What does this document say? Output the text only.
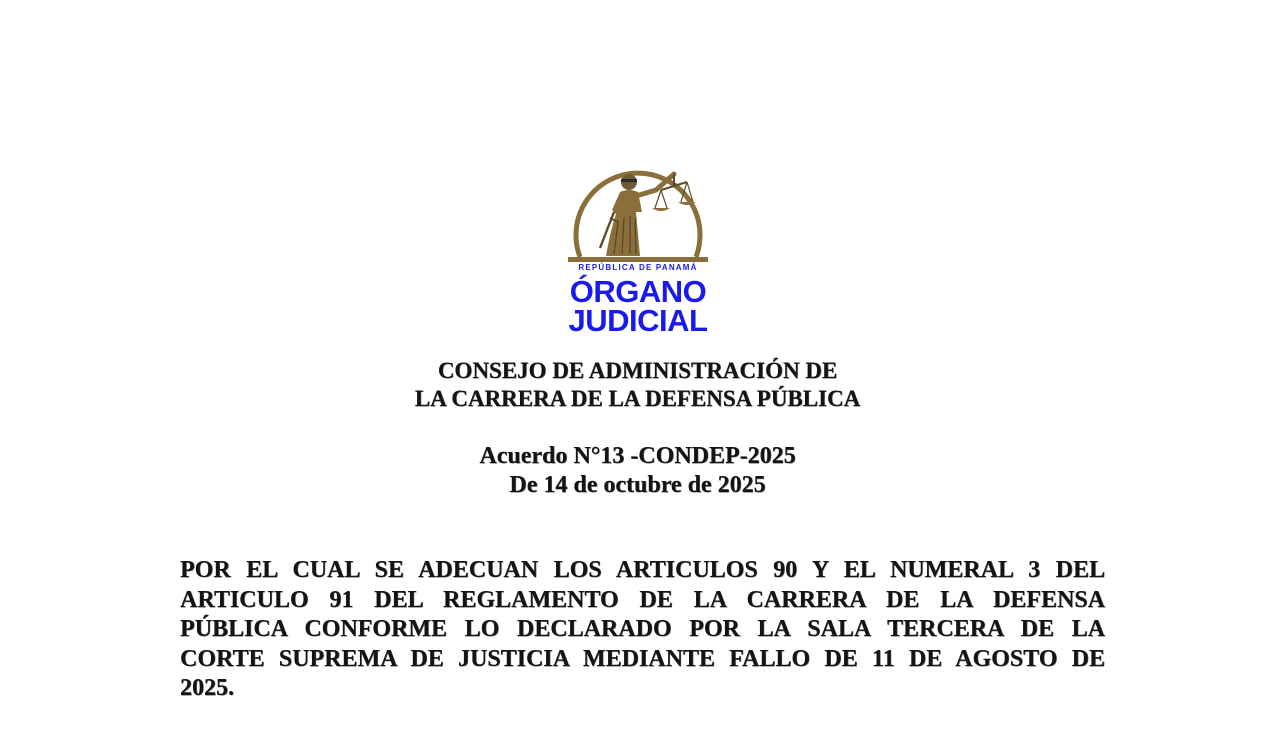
REPÚBLICA DE PANAMÁ
ÓRGANO
JUDICIAL
CONSEJO DE ADMINISTRACIÓN DE
LA CARRERA DE LA DEFENSA PÚBLICA
Acuerdo N°13 -CONDEP-2025
De 14 de octubre de 2025
POR EL CUAL SE ADECUAN LOS ARTICULOS 90 Y EL NUMERAL 3 DEL
ARTICULO 91 DEL REGLAMENTO DE LA CARRERA DE LA DEFENSA
PÚBLICA CONFORME LO DECLARADO POR LA SALA TERCERA DE LA
CORTE SUPREMA DE JUSTICIA MEDIANTE FALLO DE 11 DE AGOSTO DE
2025.
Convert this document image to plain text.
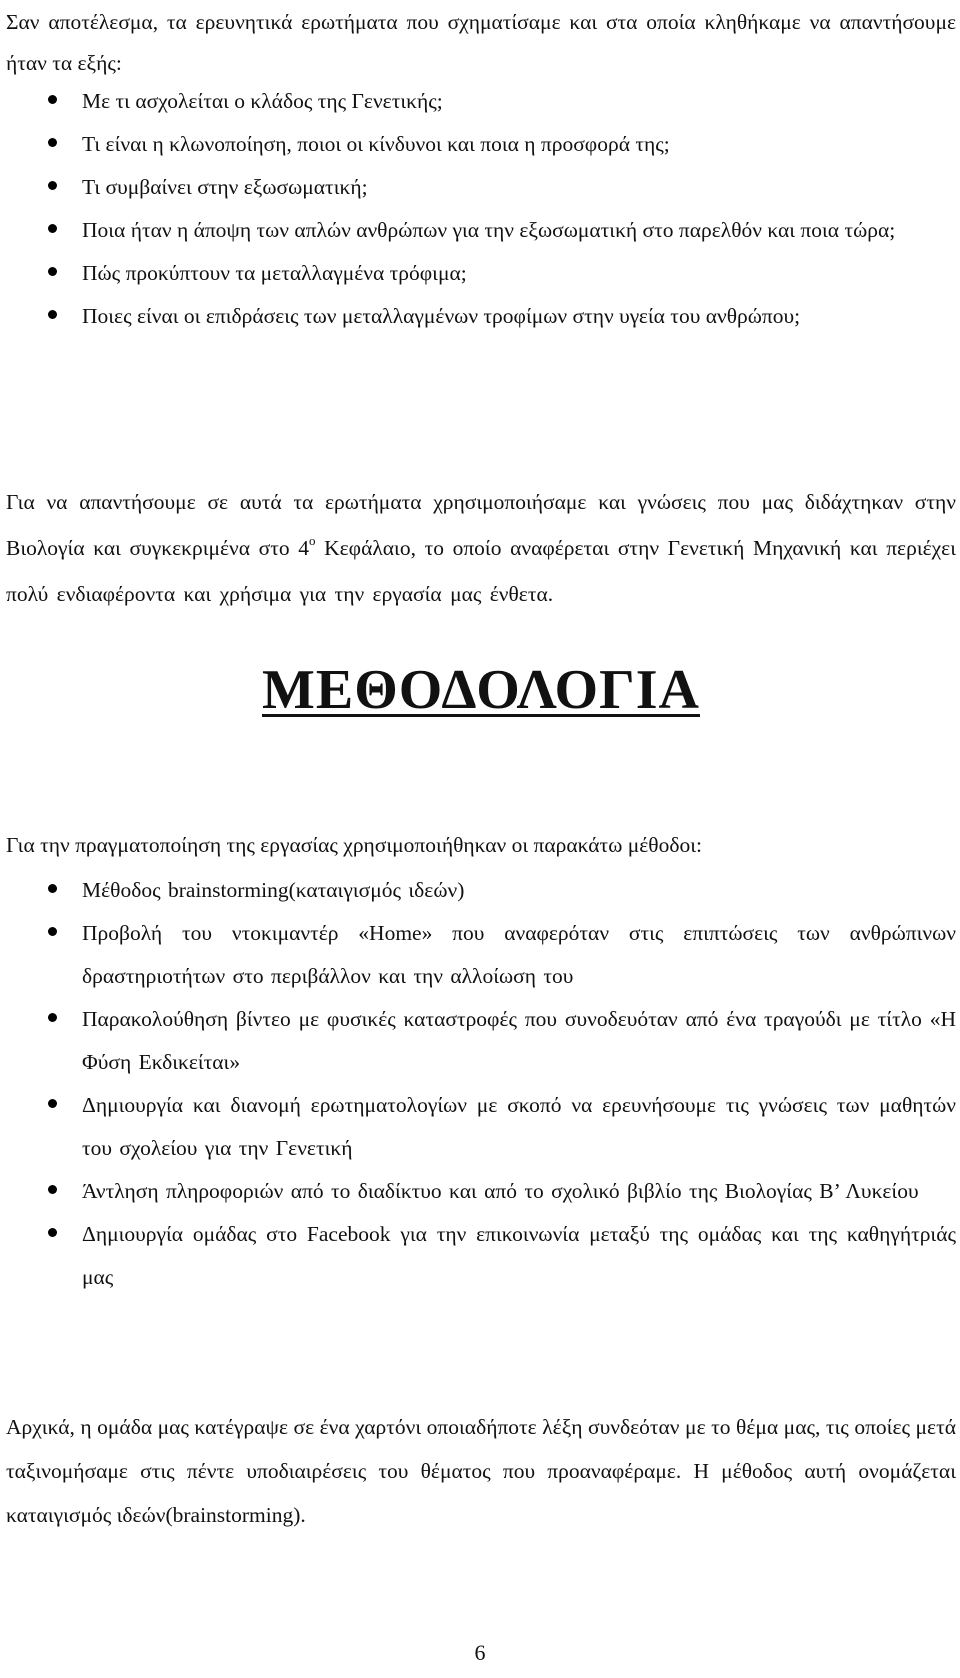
Σαν αποτέλεσμα, τα ερευνητικά ερωτήματα που σχηματίσαμε και στα οποία κληθήκαμε να απαντήσουμε ήταν τα εξής:

Με τι ασχολείται ο κλάδος της Γενετικής;
Τι είναι η κλωνοποίηση, ποιοι οι κίνδυνοι και ποια η προσφορά της;
Τι συμβαίνει στην εξωσωματική;
Ποια ήταν η άποψη των απλών ανθρώπων για την εξωσωματική στο παρελθόν και ποια τώρα;
Πώς προκύπτουν τα μεταλλαγμένα τρόφιμα;
Ποιες είναι οι επιδράσεις των μεταλλαγμένων τροφίμων στην υγεία του ανθρώπου;

Για να απαντήσουμε σε αυτά τα ερωτήματα χρησιμοποιήσαμε και γνώσεις που μας διδάχτηκαν στην Βιολογία και συγκεκριμένα στο $4^o$ Κεφάλαιο, το οποίο αναφέρεται στην Γενετική Μηχανική και περιέχει πολύ ενδιαφέροντα και χρήσιμα για την εργασία μας ένθετα.

ΜΕΘΟΔΟΛΟΓΙΑ

Για την πραγματοποίηση της εργασίας χρησιμοποιήθηκαν οι παρακάτω μέθοδοι:

Μέθοδος brainstorming(καταιγισμός ιδεών)
Προβολή του ντοκιμαντέρ «Home» που αναφερόταν στις επιπτώσεις των ανθρώπινων δραστηριοτήτων στο περιβάλλον και την αλλοίωση του
Παρακολούθηση βίντεο με φυσικές καταστροφές που συνοδευόταν από ένα τραγούδι με τίτλο «Η Φύση Εκδικείται»
Δημιουργία και διανομή ερωτηματολογίων με σκοπό να ερευνήσουμε τις γνώσεις των μαθητών του σχολείου για την Γενετική
Άντληση πληροφοριών από το διαδίκτυο και από το σχολικό βιβλίο της Βιολογίας Β’ Λυκείου
Δημιουργία ομάδας στο Facebook για την επικοινωνία μεταξύ της ομάδας και της καθηγήτριάς μας

Αρχικά, η ομάδα μας κατέγραψε σε ένα χαρτόνι οποιαδήποτε λέξη συνδεόταν με το θέμα μας, τις οποίες μετά ταξινομήσαμε στις πέντε υποδιαιρέσεις του θέματος που προαναφέραμε. Η μέθοδος αυτή ονομάζεται καταιγισμός ιδεών(brainstorming).

6
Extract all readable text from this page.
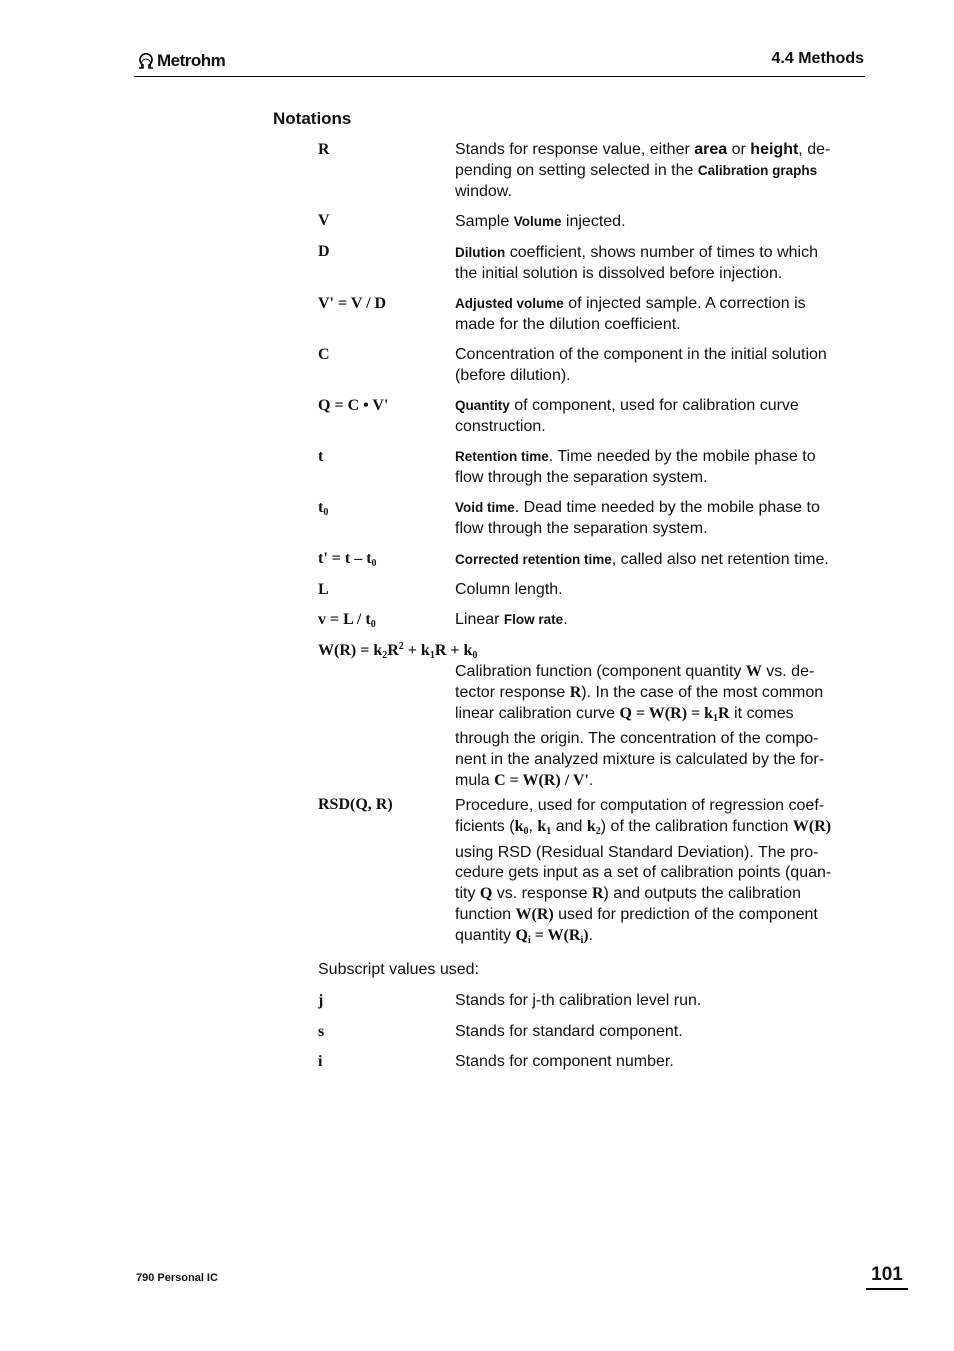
Metrohm	4.4 Methods
Notations
R	Stands for response value, either area or height, de-
pending on setting selected in the Calibration graphs
window.
V	Sample Volume injected.
D	Dilution coefficient, shows number of times to which
the initial solution is dissolved before injection.
V' = V / D	Adjusted volume of injected sample. A correction is
made for the dilution coefficient.
C	Concentration of the component in the initial solution
(before dilution).
Q = C • V'	Quantity of component, used for calibration curve
construction.
t	Retention time. Time needed by the mobile phase to
flow through the separation system.
$t_0$	Void time. Dead time needed by the mobile phase to
flow through the separation system.
$t' = t - t_0$	Corrected retention time, called also net retention time.
L	Column length.
$v = L / t_0$	Linear Flow rate.
$W(R) = k_2R^2 + k_1R + k_0$
Calibration function (component quantity W vs. de-
tector response R). In the case of the most common
linear calibration curve $Q = W(R) = k_1R$ it comes
through the origin. The concentration of the compo-
nent in the analyzed mixture is calculated by the for-
mula C = W(R) / V'.
RSD(Q, R)	Procedure, used for computation of regression coef-
ficients ($k_0$, $k_1$ and $k_2$) of the calibration function W(R)
using RSD (Residual Standard Deviation). The pro-
cedure gets input as a set of calibration points (quan-
tity Q vs. response R) and outputs the calibration
function W(R) used for prediction of the component
quantity $Q_i = W(R_i)$.
Subscript values used:
j	Stands for j-th calibration level run.
s	Stands for standard component.
i	Stands for component number.
790 Personal IC	101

□ □ □ □

[Short problem]: Give back each entry exactly as it appears, with no pictures.

[Written solution]:
What does this document say? Output the text only.
REPÚBLICA DE PANAMÁ
ÓRGANO
JUDICIAL
CONSEJO DE ADMINISTRACIÓN DE
LA CARRERA DE LA DEFENSA PÚBLICA
Acuerdo N°13 -CONDEP-2025
De 14 de octubre de 2025
POR EL CUAL SE ADECUAN LOS ARTICULOS 90 Y EL NUMERAL 3 DEL
ARTICULO 91 DEL REGLAMENTO DE LA CARRERA DE LA DEFENSA
PÚBLICA CONFORME LO DECLARADO POR LA SALA TERCERA DE LA
CORTE SUPREMA DE JUSTICIA MEDIANTE FALLO DE 11 DE AGOSTO DE
2025.
Convert this document image to plain text.
Σαν αποτέλεσμα, τα ερευνητικά ερωτήματα που σχηματίσαμε και στα οποία κληθήκαμε να απαντήσουμε ήταν τα εξής:

Με τι ασχολείται ο κλάδος της Γενετικής;
Τι είναι η κλωνοποίηση, ποιοι οι κίνδυνοι και ποια η προσφορά της;
Τι συμβαίνει στην εξωσωματική;
Ποια ήταν η άποψη των απλών ανθρώπων για την εξωσωματική στο παρελθόν και ποια τώρα;
Πώς προκύπτουν τα μεταλλαγμένα τρόφιμα;
Ποιες είναι οι επιδράσεις των μεταλλαγμένων τροφίμων στην υγεία του ανθρώπου;

Για να απαντήσουμε σε αυτά τα ερωτήματα χρησιμοποιήσαμε και γνώσεις που μας διδάχτηκαν στην Βιολογία και συγκεκριμένα στο $4^o$ Κεφάλαιο, το οποίο αναφέρεται στην Γενετική Μηχανική και περιέχει πολύ ενδιαφέροντα και χρήσιμα για την εργασία μας ένθετα.

ΜΕΘΟΔΟΛΟΓΙΑ

Για την πραγματοποίηση της εργασίας χρησιμοποιήθηκαν οι παρακάτω μέθοδοι:

Μέθοδος brainstorming(καταιγισμός ιδεών)
Προβολή του ντοκιμαντέρ «Home» που αναφερόταν στις επιπτώσεις των ανθρώπινων δραστηριοτήτων στο περιβάλλον και την αλλοίωση του
Παρακολούθηση βίντεο με φυσικές καταστροφές που συνοδευόταν από ένα τραγούδι με τίτλο «Η Φύση Εκδικείται»
Δημιουργία και διανομή ερωτηματολογίων με σκοπό να ερευνήσουμε τις γνώσεις των μαθητών του σχολείου για την Γενετική
Άντληση πληροφοριών από το διαδίκτυο και από το σχολικό βιβλίο της Βιολογίας Β’ Λυκείου
Δημιουργία ομάδας στο Facebook για την επικοινωνία μεταξύ της ομάδας και της καθηγήτριάς μας

Αρχικά, η ομάδα μας κατέγραψε σε ένα χαρτόνι οποιαδήποτε λέξη συνδεόταν με το θέμα μας, τις οποίες μετά ταξινομήσαμε στις πέντε υποδιαιρέσεις του θέματος που προαναφέραμε. Η μέθοδος αυτή ονομάζεται καταιγισμός ιδεών(brainstorming).

6
Extract all readable text from this page.
Metrohm	4.4 Methods
Notations
R	Stands for response value, either area or height, de-
pending on setting selected in the Calibration graphs
window.
V	Sample Volume injected.
D	Dilution coefficient, shows number of times to which
the initial solution is dissolved before injection.
V' = V / D	Adjusted volume of injected sample. A correction is
made for the dilution coefficient.
C	Concentration of the component in the initial solution
(before dilution).
Q = C • V'	Quantity of component, used for calibration curve
construction.
t	Retention time. Time needed by the mobile phase to
flow through the separation system.
$t_0$	Void time. Dead time needed by the mobile phase to
flow through the separation system.
$t' = t - t_0$	Corrected retention time, called also net retention time.
L	Column length.
$v = L / t_0$	Linear Flow rate.
$W(R) = k_2R^2 + k_1R + k_0$
Calibration function (component quantity W vs. de-
tector response R). In the case of the most common
linear calibration curve $Q = W(R) = k_1R$ it comes
through the origin. The concentration of the compo-
nent in the analyzed mixture is calculated by the for-
mula C = W(R) / V'.
RSD(Q, R)	Procedure, used for computation of regression coef-
ficients ($k_0$, $k_1$ and $k_2$) of the calibration function W(R)
using RSD (Residual Standard Deviation). The pro-
cedure gets input as a set of calibration points (quan-
tity Q vs. response R) and outputs the calibration
function W(R) used for prediction of the component
quantity $Q_i = W(R_i)$.
Subscript values used:
j	Stands for j-th calibration level run.
s	Stands for standard component.
i	Stands for component number.
790 Personal IC	101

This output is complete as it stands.